**Given request:**
Make an exact copy of each entry, leaving out every picture.

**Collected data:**
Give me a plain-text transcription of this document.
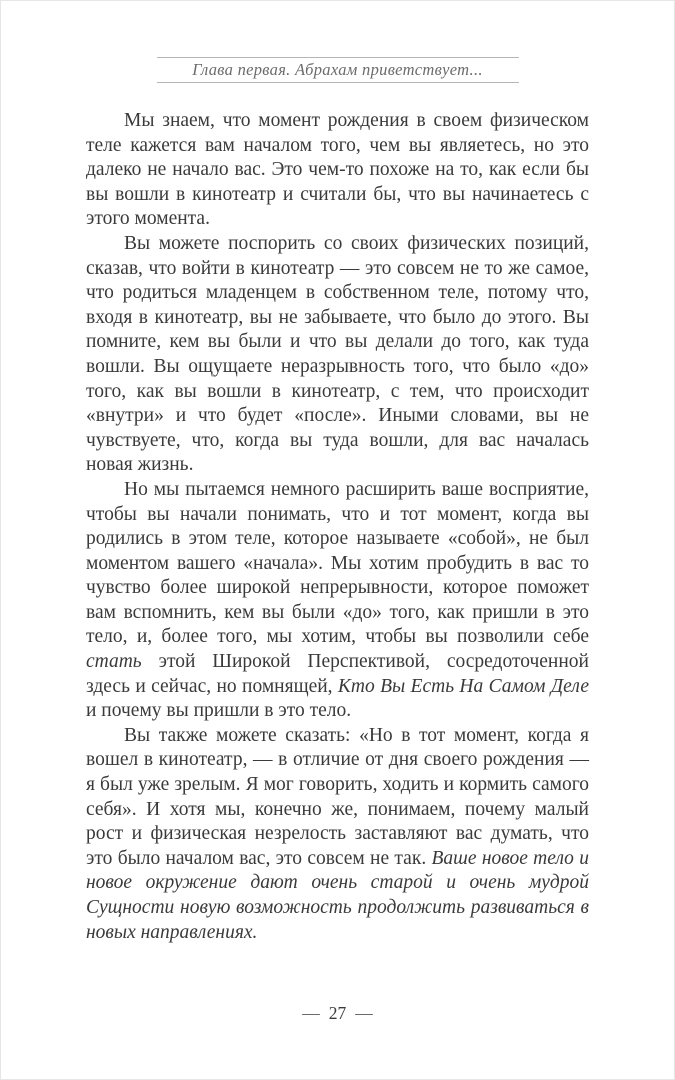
Глава первая. Абрахам приветствует...

Мы знаем, что момент рождения в своем физическом теле кажется вам началом того, чем вы являетесь, но это далеко не начало вас. Это чем-то похоже на то, как если бы вы вошли в кинотеатр и считали бы, что вы начинаетесь с этого момента.

Вы можете поспорить со своих физических позиций, сказав, что войти в кинотеатр — это совсем не то же самое, что родиться младенцем в собственном теле, потому что, входя в кинотеатр, вы не забываете, что было до этого. Вы помните, кем вы были и что вы делали до того, как туда вошли. Вы ощущаете неразрывность того, что было «до» того, как вы вошли в кинотеатр, с тем, что происходит «внутри» и что будет «после». Иными словами, вы не чувствуете, что, когда вы туда вошли, для вас началась новая жизнь.

Но мы пытаемся немного расширить ваше восприятие, чтобы вы начали понимать, что и тот момент, когда вы родились в этом теле, которое называете «собой», не был моментом вашего «начала». Мы хотим пробудить в вас то чувство более широкой непрерывности, которое поможет вам вспомнить, кем вы были «до» того, как пришли в это тело, и, более того, мы хотим, чтобы вы позволили себе стать этой Широкой Перспективой, сосредоточенной здесь и сейчас, но помнящей, Кто Вы Есть На Самом Деле и почему вы пришли в это тело.

Вы также можете сказать: «Но в тот момент, когда я вошел в кинотеатр, — в отличие от дня своего рождения — я был уже зрелым. Я мог говорить, ходить и кормить самого себя». И хотя мы, конечно же, понимаем, почему малый рост и физическая незрелость заставляют вас думать, что это было началом вас, это совсем не так. Ваше новое тело и новое окружение дают очень старой и очень мудрой Сущности новую возможность продолжить развиваться в новых направлениях.

— 27 —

**Task answer:**
Give me a plain-text transcription of this document.
Глава первая. Абрахам приветствует...

Мы знаем, что момент рождения в своем физическом теле кажется вам началом того, чем вы являетесь, но это далеко не начало вас. Это чем-то похоже на то, как если бы вы вошли в кинотеатр и считали бы, что вы начинаетесь с этого момента.

Вы можете поспорить со своих физических позиций, сказав, что войти в кинотеатр — это совсем не то же самое, что родиться младенцем в собственном теле, потому что, входя в кинотеатр, вы не забываете, что было до этого. Вы помните, кем вы были и что вы делали до того, как туда вошли. Вы ощущаете неразрывность того, что было «до» того, как вы вошли в кинотеатр, с тем, что происходит «внутри» и что будет «после». Иными словами, вы не чувствуете, что, когда вы туда вошли, для вас началась новая жизнь.

Но мы пытаемся немного расширить ваше восприятие, чтобы вы начали понимать, что и тот момент, когда вы родились в этом теле, которое называете «собой», не был моментом вашего «начала». Мы хотим пробудить в вас то чувство более широкой непрерывности, которое поможет вам вспомнить, кем вы были «до» того, как пришли в это тело, и, более того, мы хотим, чтобы вы позволили себе стать этой Широкой Перспективой, сосредоточенной здесь и сейчас, но помнящей, Кто Вы Есть На Самом Деле и почему вы пришли в это тело.

Вы также можете сказать: «Но в тот момент, когда я вошел в кинотеатр, — в отличие от дня своего рождения — я был уже зрелым. Я мог говорить, ходить и кормить самого себя». И хотя мы, конечно же, понимаем, почему малый рост и физическая незрелость заставляют вас думать, что это было началом вас, это совсем не так. Ваше новое тело и новое окружение дают очень старой и очень мудрой Сущности новую возможность продолжить развиваться в новых направлениях.

— 27 —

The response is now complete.